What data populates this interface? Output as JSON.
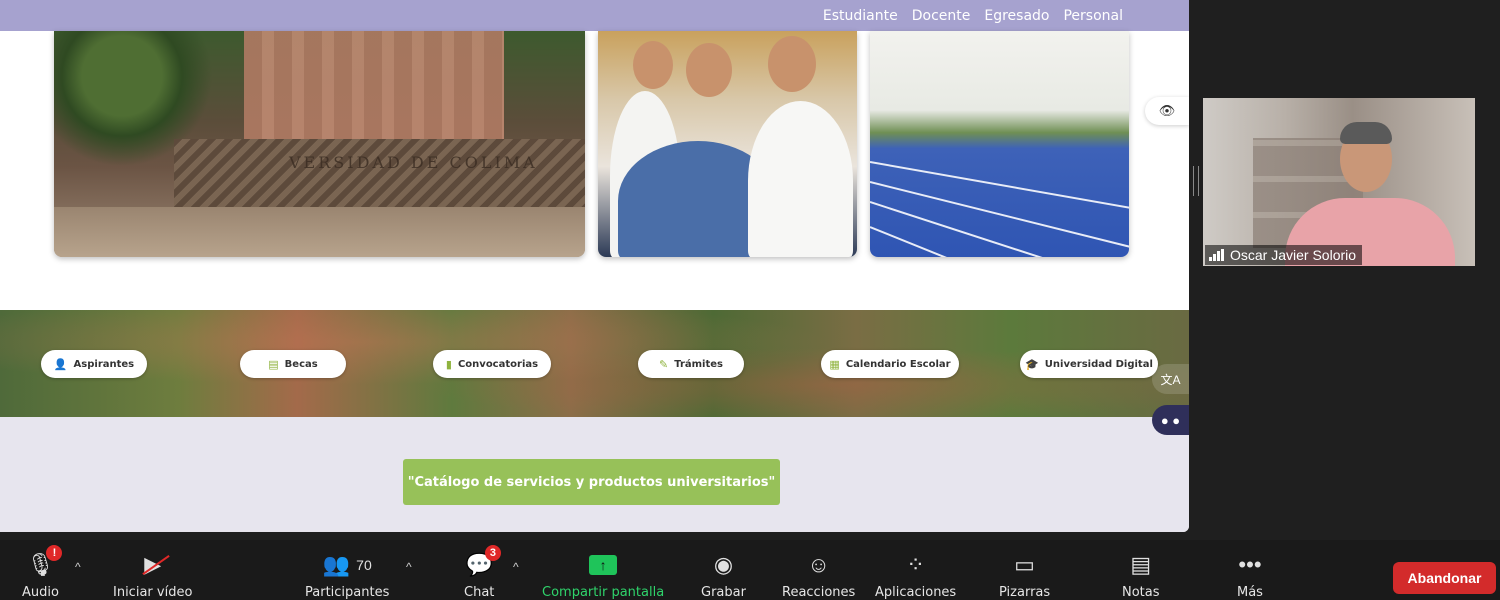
{
  "website": {
    "topnav": [
      "Estudiante",
      "Docente",
      "Egresado",
      "Personal"
    ],
    "photo_inscription": "VERSIDAD DE COLIMA",
    "quick_links": [
      {
        "label": "Aspirantes",
        "icon": "user-icon"
      },
      {
        "label": "Becas",
        "icon": "document-icon"
      },
      {
        "label": "Convocatorias",
        "icon": "file-icon"
      },
      {
        "label": "Trámites",
        "icon": "pencil-icon"
      },
      {
        "label": "Calendario Escolar",
        "icon": "calendar-icon"
      },
      {
        "label": "Universidad Digital",
        "icon": "graduation-cap-icon"
      }
    ],
    "catalog_button": "\"Catálogo de servicios y productos universitarios\"",
    "accent_color": "#97c159",
    "nav_color": "#a6a2cf"
  },
  "video": {
    "participant_name": "Oscar Javier Solorio"
  },
  "toolbar": {
    "audio": {
      "label": "Audio",
      "badge": "!"
    },
    "video": {
      "label": "Iniciar vídeo"
    },
    "participants": {
      "label": "Participantes",
      "count": "70"
    },
    "chat": {
      "label": "Chat",
      "badge": "3"
    },
    "share": {
      "label": "Compartir pantalla"
    },
    "record": {
      "label": "Grabar"
    },
    "reactions": {
      "label": "Reacciones"
    },
    "apps": {
      "label": "Aplicaciones"
    },
    "whiteboards": {
      "label": "Pizarras"
    },
    "notes": {
      "label": "Notas"
    },
    "more": {
      "label": "Más"
    },
    "leave": {
      "label": "Abandonar"
    }
  }
}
▬▬▬▬▬▬
» **TASK GOAL**
List all lines in the material containing the string "icon".

» **WRITTEN RESPONSE**
        "icon": "user-icon"
        "icon": "document-icon"
        "icon": "file-icon"
        "icon": "pencil-icon"
        "icon": "calendar-icon"
        "icon": "graduation-cap-icon"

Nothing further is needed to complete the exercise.